>> START
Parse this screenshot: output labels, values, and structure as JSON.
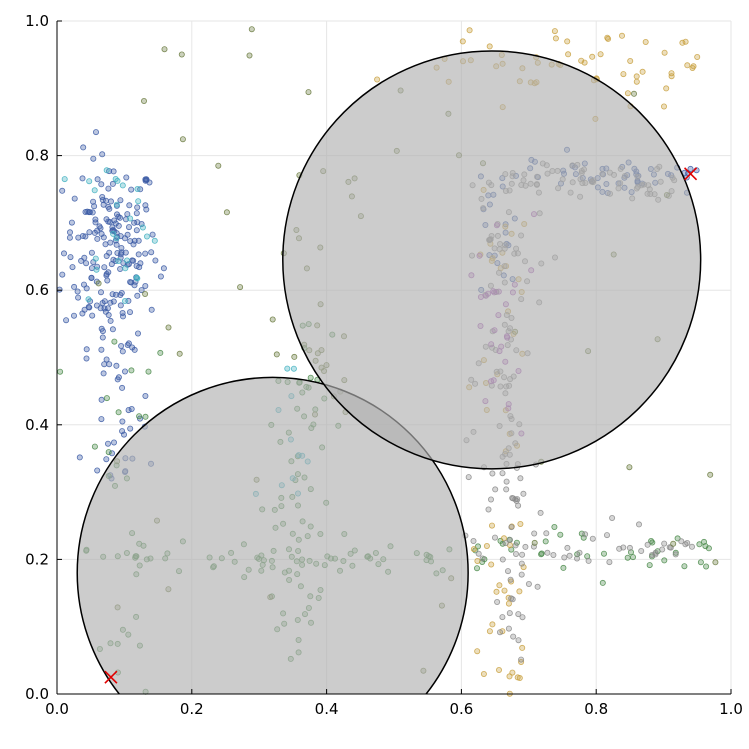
{
  "chart_data": {
    "type": "scatter",
    "title": "",
    "xlabel": "",
    "ylabel": "",
    "xlim": [
      0,
      1
    ],
    "ylim": [
      0,
      1
    ],
    "grid": true,
    "legend": "none",
    "x_ticks": [
      "0.0",
      "0.2",
      "0.4",
      "0.6",
      "0.8",
      "1.0"
    ],
    "y_ticks": [
      "0.0",
      "0.2",
      "0.4",
      "0.6",
      "0.8",
      "1.0"
    ],
    "circles": [
      {
        "cx": 0.32,
        "cy": 0.18,
        "r": 0.29,
        "fill": "#b0b0b0",
        "stroke": "#000000"
      },
      {
        "cx": 0.645,
        "cy": 0.645,
        "r": 0.31,
        "fill": "#b0b0b0",
        "stroke": "#000000"
      }
    ],
    "markers": [
      {
        "x": 0.08,
        "y": 0.025,
        "symbol": "x",
        "color": "#e00000"
      },
      {
        "x": 0.94,
        "y": 0.773,
        "symbol": "x",
        "color": "#e00000"
      }
    ],
    "series": [
      {
        "color": "#3b5ba5",
        "clusters": [
          {
            "kind": "blob",
            "cx": 0.08,
            "cy": 0.66,
            "sx": 0.035,
            "sy": 0.07,
            "n": 190
          },
          {
            "kind": "vbar",
            "x": 0.085,
            "y0": 0.32,
            "y1": 0.58,
            "spread": 0.02,
            "n": 40
          },
          {
            "kind": "hbar",
            "y": 0.77,
            "x0": 0.7,
            "x1": 0.95,
            "spread": 0.012,
            "n": 50
          },
          {
            "kind": "vbar",
            "x": 0.65,
            "y0": 0.6,
            "y1": 0.78,
            "spread": 0.02,
            "n": 20
          }
        ]
      },
      {
        "color": "#4a8a4a",
        "clusters": [
          {
            "kind": "hbar",
            "y": 0.2,
            "x0": 0.1,
            "x1": 0.6,
            "spread": 0.01,
            "n": 60
          },
          {
            "kind": "vbar",
            "x": 0.36,
            "y0": 0.05,
            "y1": 0.55,
            "spread": 0.03,
            "n": 70
          },
          {
            "kind": "vbar",
            "x": 0.09,
            "y0": 0.0,
            "y1": 0.55,
            "spread": 0.03,
            "n": 30
          },
          {
            "kind": "hbar",
            "y": 0.21,
            "x0": 0.62,
            "x1": 0.98,
            "spread": 0.015,
            "n": 40
          }
        ]
      },
      {
        "color": "#c8a040",
        "clusters": [
          {
            "kind": "blob",
            "cx": 0.78,
            "cy": 0.94,
            "sx": 0.12,
            "sy": 0.03,
            "n": 60
          },
          {
            "kind": "vbar",
            "x": 0.66,
            "y0": 0.0,
            "y1": 0.28,
            "spread": 0.02,
            "n": 30
          },
          {
            "kind": "vbar",
            "x": 0.66,
            "y0": 0.35,
            "y1": 0.75,
            "spread": 0.02,
            "n": 25
          }
        ]
      },
      {
        "color": "#8a8a8a",
        "clusters": [
          {
            "kind": "vbar",
            "x": 0.66,
            "y0": 0.3,
            "y1": 0.78,
            "spread": 0.025,
            "n": 90
          },
          {
            "kind": "hbar",
            "y": 0.76,
            "x0": 0.64,
            "x1": 0.92,
            "spread": 0.015,
            "n": 60
          },
          {
            "kind": "hbar",
            "y": 0.22,
            "x0": 0.6,
            "x1": 0.95,
            "spread": 0.015,
            "n": 40
          },
          {
            "kind": "vbar",
            "x": 0.68,
            "y0": 0.05,
            "y1": 0.3,
            "spread": 0.02,
            "n": 35
          }
        ]
      },
      {
        "color": "#a050b0",
        "clusters": [
          {
            "kind": "vbar",
            "x": 0.66,
            "y0": 0.38,
            "y1": 0.72,
            "spread": 0.02,
            "n": 30
          }
        ]
      },
      {
        "color": "#40b0c0",
        "clusters": [
          {
            "kind": "blob",
            "cx": 0.09,
            "cy": 0.7,
            "sx": 0.03,
            "sy": 0.06,
            "n": 25
          },
          {
            "kind": "vbar",
            "x": 0.35,
            "y0": 0.2,
            "y1": 0.5,
            "spread": 0.02,
            "n": 12
          }
        ]
      },
      {
        "color": "#6a7a40",
        "clusters": [
          {
            "kind": "vbar",
            "x": 0.38,
            "y0": 0.4,
            "y1": 0.8,
            "spread": 0.03,
            "n": 30
          },
          {
            "kind": "scatter",
            "x0": 0.0,
            "x1": 1.0,
            "y0": 0.0,
            "y1": 1.0,
            "n": 40
          }
        ]
      }
    ]
  }
}
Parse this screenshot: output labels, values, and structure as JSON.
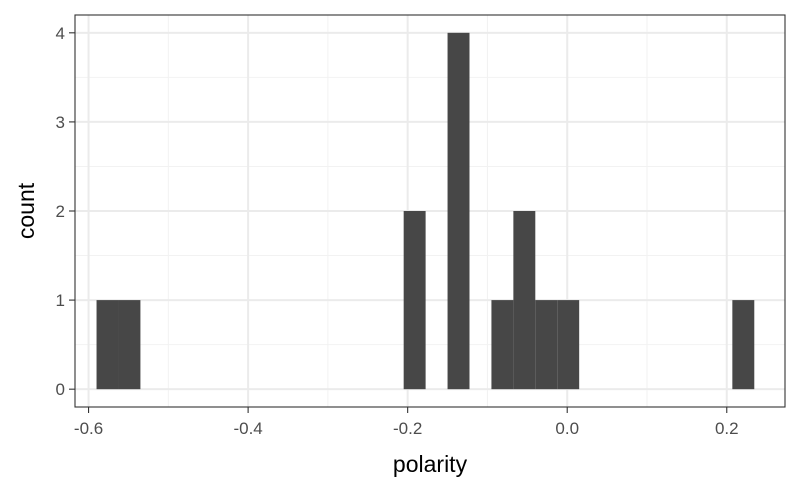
{
  "chart_data": {
    "type": "bar",
    "subtype": "histogram",
    "title": "",
    "xlabel": "polarity",
    "ylabel": "count",
    "xlim": [
      -0.617,
      0.273
    ],
    "ylim": [
      -0.2,
      4.2
    ],
    "xticks": [
      -0.6,
      -0.4,
      -0.2,
      0.0,
      0.2
    ],
    "xtick_labels": [
      "-0.6",
      "-0.4",
      "-0.2",
      "0.0",
      "0.2"
    ],
    "yticks": [
      0,
      1,
      2,
      3,
      4
    ],
    "ytick_labels": [
      "0",
      "1",
      "2",
      "3",
      "4"
    ],
    "bin_width": 0.0275,
    "bins": [
      {
        "x0": -0.59,
        "x1": -0.5625,
        "count": 1
      },
      {
        "x0": -0.5625,
        "x1": -0.535,
        "count": 1
      },
      {
        "x0": -0.205,
        "x1": -0.1775,
        "count": 2
      },
      {
        "x0": -0.15,
        "x1": -0.1225,
        "count": 4
      },
      {
        "x0": -0.095,
        "x1": -0.0675,
        "count": 1
      },
      {
        "x0": -0.0675,
        "x1": -0.04,
        "count": 2
      },
      {
        "x0": -0.04,
        "x1": -0.0125,
        "count": 1
      },
      {
        "x0": -0.0125,
        "x1": 0.015,
        "count": 1
      },
      {
        "x0": 0.207,
        "x1": 0.2345,
        "count": 1
      }
    ],
    "grid": true,
    "theme": "bw",
    "colors": {
      "bar": "#474747",
      "grid_major": "#ebebeb",
      "grid_minor": "#f2f2f2",
      "panel_border": "#333333",
      "tick_text": "#4d4d4d",
      "title_text": "#000000"
    }
  }
}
>> END
● **Aim of the exercise**
Transcribe every entry word for word, but skip the pictures.

● **Task output**
Parse this screenshot: output labels, values, and structure as JSON.
{
  "chart_data": {
    "type": "scatter",
    "title": "",
    "xlabel": "",
    "ylabel": "",
    "xlim": [
      0,
      1
    ],
    "ylim": [
      0,
      1
    ],
    "grid": true,
    "legend": "none",
    "x_ticks": [
      "0.0",
      "0.2",
      "0.4",
      "0.6",
      "0.8",
      "1.0"
    ],
    "y_ticks": [
      "0.0",
      "0.2",
      "0.4",
      "0.6",
      "0.8",
      "1.0"
    ],
    "circles": [
      {
        "cx": 0.32,
        "cy": 0.18,
        "r": 0.29,
        "fill": "#b0b0b0",
        "stroke": "#000000"
      },
      {
        "cx": 0.645,
        "cy": 0.645,
        "r": 0.31,
        "fill": "#b0b0b0",
        "stroke": "#000000"
      }
    ],
    "markers": [
      {
        "x": 0.08,
        "y": 0.025,
        "symbol": "x",
        "color": "#e00000"
      },
      {
        "x": 0.94,
        "y": 0.773,
        "symbol": "x",
        "color": "#e00000"
      }
    ],
    "series": [
      {
        "color": "#3b5ba5",
        "clusters": [
          {
            "kind": "blob",
            "cx": 0.08,
            "cy": 0.66,
            "sx": 0.035,
            "sy": 0.07,
            "n": 190
          },
          {
            "kind": "vbar",
            "x": 0.085,
            "y0": 0.32,
            "y1": 0.58,
            "spread": 0.02,
            "n": 40
          },
          {
            "kind": "hbar",
            "y": 0.77,
            "x0": 0.7,
            "x1": 0.95,
            "spread": 0.012,
            "n": 50
          },
          {
            "kind": "vbar",
            "x": 0.65,
            "y0": 0.6,
            "y1": 0.78,
            "spread": 0.02,
            "n": 20
          }
        ]
      },
      {
        "color": "#4a8a4a",
        "clusters": [
          {
            "kind": "hbar",
            "y": 0.2,
            "x0": 0.1,
            "x1": 0.6,
            "spread": 0.01,
            "n": 60
          },
          {
            "kind": "vbar",
            "x": 0.36,
            "y0": 0.05,
            "y1": 0.55,
            "spread": 0.03,
            "n": 70
          },
          {
            "kind": "vbar",
            "x": 0.09,
            "y0": 0.0,
            "y1": 0.55,
            "spread": 0.03,
            "n": 30
          },
          {
            "kind": "hbar",
            "y": 0.21,
            "x0": 0.62,
            "x1": 0.98,
            "spread": 0.015,
            "n": 40
          }
        ]
      },
      {
        "color": "#c8a040",
        "clusters": [
          {
            "kind": "blob",
            "cx": 0.78,
            "cy": 0.94,
            "sx": 0.12,
            "sy": 0.03,
            "n": 60
          },
          {
            "kind": "vbar",
            "x": 0.66,
            "y0": 0.0,
            "y1": 0.28,
            "spread": 0.02,
            "n": 30
          },
          {
            "kind": "vbar",
            "x": 0.66,
            "y0": 0.35,
            "y1": 0.75,
            "spread": 0.02,
            "n": 25
          }
        ]
      },
      {
        "color": "#8a8a8a",
        "clusters": [
          {
            "kind": "vbar",
            "x": 0.66,
            "y0": 0.3,
            "y1": 0.78,
            "spread": 0.025,
            "n": 90
          },
          {
            "kind": "hbar",
            "y": 0.76,
            "x0": 0.64,
            "x1": 0.92,
            "spread": 0.015,
            "n": 60
          },
          {
            "kind": "hbar",
            "y": 0.22,
            "x0": 0.6,
            "x1": 0.95,
            "spread": 0.015,
            "n": 40
          },
          {
            "kind": "vbar",
            "x": 0.68,
            "y0": 0.05,
            "y1": 0.3,
            "spread": 0.02,
            "n": 35
          }
        ]
      },
      {
        "color": "#a050b0",
        "clusters": [
          {
            "kind": "vbar",
            "x": 0.66,
            "y0": 0.38,
            "y1": 0.72,
            "spread": 0.02,
            "n": 30
          }
        ]
      },
      {
        "color": "#40b0c0",
        "clusters": [
          {
            "kind": "blob",
            "cx": 0.09,
            "cy": 0.7,
            "sx": 0.03,
            "sy": 0.06,
            "n": 25
          },
          {
            "kind": "vbar",
            "x": 0.35,
            "y0": 0.2,
            "y1": 0.5,
            "spread": 0.02,
            "n": 12
          }
        ]
      },
      {
        "color": "#6a7a40",
        "clusters": [
          {
            "kind": "vbar",
            "x": 0.38,
            "y0": 0.4,
            "y1": 0.8,
            "spread": 0.03,
            "n": 30
          },
          {
            "kind": "scatter",
            "x0": 0.0,
            "x1": 1.0,
            "y0": 0.0,
            "y1": 1.0,
            "n": 40
          }
        ]
      }
    ]
  }
}
Parse this screenshot: output labels, values, and structure as JSON.
{
  "chart_data": {
    "type": "bar",
    "subtype": "histogram",
    "title": "",
    "xlabel": "polarity",
    "ylabel": "count",
    "xlim": [
      -0.617,
      0.273
    ],
    "ylim": [
      -0.2,
      4.2
    ],
    "xticks": [
      -0.6,
      -0.4,
      -0.2,
      0.0,
      0.2
    ],
    "xtick_labels": [
      "-0.6",
      "-0.4",
      "-0.2",
      "0.0",
      "0.2"
    ],
    "yticks": [
      0,
      1,
      2,
      3,
      4
    ],
    "ytick_labels": [
      "0",
      "1",
      "2",
      "3",
      "4"
    ],
    "bin_width": 0.0275,
    "bins": [
      {
        "x0": -0.59,
        "x1": -0.5625,
        "count": 1
      },
      {
        "x0": -0.5625,
        "x1": -0.535,
        "count": 1
      },
      {
        "x0": -0.205,
        "x1": -0.1775,
        "count": 2
      },
      {
        "x0": -0.15,
        "x1": -0.1225,
        "count": 4
      },
      {
        "x0": -0.095,
        "x1": -0.0675,
        "count": 1
      },
      {
        "x0": -0.0675,
        "x1": -0.04,
        "count": 2
      },
      {
        "x0": -0.04,
        "x1": -0.0125,
        "count": 1
      },
      {
        "x0": -0.0125,
        "x1": 0.015,
        "count": 1
      },
      {
        "x0": 0.207,
        "x1": 0.2345,
        "count": 1
      }
    ],
    "grid": true,
    "theme": "bw",
    "colors": {
      "bar": "#474747",
      "grid_major": "#ebebeb",
      "grid_minor": "#f2f2f2",
      "panel_border": "#333333",
      "tick_text": "#4d4d4d",
      "title_text": "#000000"
    }
  }
}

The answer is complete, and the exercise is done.